_Brano riportato_:

————————

Detto tutto questo, però, è chiaro che Severance va valutata anche per la sua valenza simbolica e metaforica.
Nel più classico dei meccanismi da fantascienza distopica, Severance crea una cornice estrema e difficilmente realizzabile, per parlare di temi molto più concreti e realistici.

L’alienazione dei lavoratori nelle grandi corporation; la spersonalizzazione del personale (gioco di parole necessario, perdonatemi) in contesti in cui a volte nemmeno si capisce il reale obiettivo del lavoro; l’ossessione per la privacy e la protezione dei dati (ma solo quelli dell’azienda); la condizione di semi-schiavitù in cui i dipendenti sono assoggettati in una società in cui quella schiavitù è considerata sostanzialmente normale, ragionevole, “stai zitto e ringrazia che hai un lavoro”.

Per non essere completamente irrealistica, Severance contempla anche la presenza di alcuni attivisti che denunciano la follia della procedura di scissione, ma a difendere l’azienda si fa avanti proprio Mark, che pur vivendo sulla sua pelle (o meglio, sulla pelle del se stesso esterno alla ditta) gli squilibri psicologici di quella condizione, non esita a mettere tutta la sua passione e aggressività nella difese delle sue scelte passate, per non rischiare di accorgersi di aver commesso un errore decisivo per la sua vita.

Non è difficile, insomma, trovare in Severance delle riflessioni di più ampio respiro che abbraccino il modo in cui concepiamo il nostro lavoro e il modo in cui ci incastriamo nel complesso ingranaggio della società, né è difficile trovare una critica, nemmeno troppo velata, a tutti quei processi di standardizzazione e assimilazione della singola identità a quella aziendale.

La cosa buona, però, è che Severance racconta innanzitutto una storia, e se è vero che il suo peso di lettura sociale e culturale è evidente, è altrettanto vero che non si perde di vista la necessità di creare una trama e dei personaggi che abbiano una loro coerenza e spessore, che funzionino a prescindere dai discorsi politici che su di loro possono essere costruiti.

————————

_Record dei dati_:
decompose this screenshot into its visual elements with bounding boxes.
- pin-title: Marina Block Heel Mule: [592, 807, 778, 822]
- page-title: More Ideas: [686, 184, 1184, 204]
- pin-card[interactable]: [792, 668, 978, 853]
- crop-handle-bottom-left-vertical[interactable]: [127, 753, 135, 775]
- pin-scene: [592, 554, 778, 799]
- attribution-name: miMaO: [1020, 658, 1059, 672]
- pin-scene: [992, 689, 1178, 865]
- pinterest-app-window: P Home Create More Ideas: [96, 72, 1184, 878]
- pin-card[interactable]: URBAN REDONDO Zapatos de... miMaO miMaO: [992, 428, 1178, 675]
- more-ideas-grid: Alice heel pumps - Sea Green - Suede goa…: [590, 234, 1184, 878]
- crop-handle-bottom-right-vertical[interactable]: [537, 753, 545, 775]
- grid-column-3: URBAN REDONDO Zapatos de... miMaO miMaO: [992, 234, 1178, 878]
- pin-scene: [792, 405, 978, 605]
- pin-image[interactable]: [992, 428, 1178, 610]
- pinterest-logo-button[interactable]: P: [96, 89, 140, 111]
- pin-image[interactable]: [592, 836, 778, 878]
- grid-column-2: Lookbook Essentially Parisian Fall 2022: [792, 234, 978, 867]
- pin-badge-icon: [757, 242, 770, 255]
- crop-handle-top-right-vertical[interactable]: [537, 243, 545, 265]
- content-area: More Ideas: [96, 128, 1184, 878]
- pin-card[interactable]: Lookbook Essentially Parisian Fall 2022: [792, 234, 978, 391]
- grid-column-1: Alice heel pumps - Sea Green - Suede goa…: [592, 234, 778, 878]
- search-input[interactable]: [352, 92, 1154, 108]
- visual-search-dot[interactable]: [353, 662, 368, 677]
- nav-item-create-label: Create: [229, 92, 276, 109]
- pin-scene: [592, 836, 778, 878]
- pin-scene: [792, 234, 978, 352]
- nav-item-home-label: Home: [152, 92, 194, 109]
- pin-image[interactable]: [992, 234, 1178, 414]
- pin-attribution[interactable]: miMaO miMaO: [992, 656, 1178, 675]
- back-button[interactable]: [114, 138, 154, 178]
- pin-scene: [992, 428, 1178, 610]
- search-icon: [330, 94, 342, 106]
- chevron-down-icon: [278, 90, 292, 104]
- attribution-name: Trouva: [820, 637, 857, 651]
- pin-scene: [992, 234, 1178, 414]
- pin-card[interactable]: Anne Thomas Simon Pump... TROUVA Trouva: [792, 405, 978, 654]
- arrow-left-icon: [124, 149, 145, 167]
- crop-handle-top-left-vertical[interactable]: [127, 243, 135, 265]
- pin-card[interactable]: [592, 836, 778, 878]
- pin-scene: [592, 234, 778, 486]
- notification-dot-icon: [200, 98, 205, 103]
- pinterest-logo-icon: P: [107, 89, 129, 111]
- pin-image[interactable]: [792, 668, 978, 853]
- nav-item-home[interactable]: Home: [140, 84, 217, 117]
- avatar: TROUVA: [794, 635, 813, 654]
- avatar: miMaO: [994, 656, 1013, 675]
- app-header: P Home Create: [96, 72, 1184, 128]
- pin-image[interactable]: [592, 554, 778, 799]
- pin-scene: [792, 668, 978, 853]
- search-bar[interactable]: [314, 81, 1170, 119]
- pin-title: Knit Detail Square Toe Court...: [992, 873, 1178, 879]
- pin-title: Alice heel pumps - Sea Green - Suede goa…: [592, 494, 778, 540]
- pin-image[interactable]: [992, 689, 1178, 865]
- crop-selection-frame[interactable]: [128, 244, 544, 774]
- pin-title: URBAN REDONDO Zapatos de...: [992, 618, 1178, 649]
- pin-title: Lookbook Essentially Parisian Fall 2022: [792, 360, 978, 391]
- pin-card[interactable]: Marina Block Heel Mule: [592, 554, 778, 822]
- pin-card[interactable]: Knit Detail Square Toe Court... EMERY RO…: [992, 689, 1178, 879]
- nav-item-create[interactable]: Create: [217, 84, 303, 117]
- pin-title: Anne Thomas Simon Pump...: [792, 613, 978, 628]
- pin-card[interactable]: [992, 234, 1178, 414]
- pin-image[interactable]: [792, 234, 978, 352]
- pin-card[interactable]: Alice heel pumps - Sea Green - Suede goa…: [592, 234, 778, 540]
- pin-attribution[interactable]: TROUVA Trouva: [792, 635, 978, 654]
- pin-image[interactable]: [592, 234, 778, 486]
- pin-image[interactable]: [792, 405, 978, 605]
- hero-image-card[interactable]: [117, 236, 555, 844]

————————

_Esplora il materiale_:
a) Rispondi alle seguenti domande sul brano su Severance.
(i) Per parlare di che cosa Severance crea una cornice estrema e difficilmente realizzabile?
(ii) Quale personaggio si fa avanti a difendere l'azienda dagli attivisti?
(iii) Che cosa racconta innanzitutto Severance?
b) Riproduci fedelmente la parte del brano su Severance che comincia con "Nel più classico" e continua fino a "concreti e realistici.".

_Risposte numerate_:
a)
(i) Di temi molto più concreti e realistici.
(ii) Mark.
(iii) Una storia.

b)
Nel più classico dei meccanismi da fantascienza distopica, Severance crea una cornice estrema e difficilmente realizzabile, per parlare di temi molto più concreti e realistici.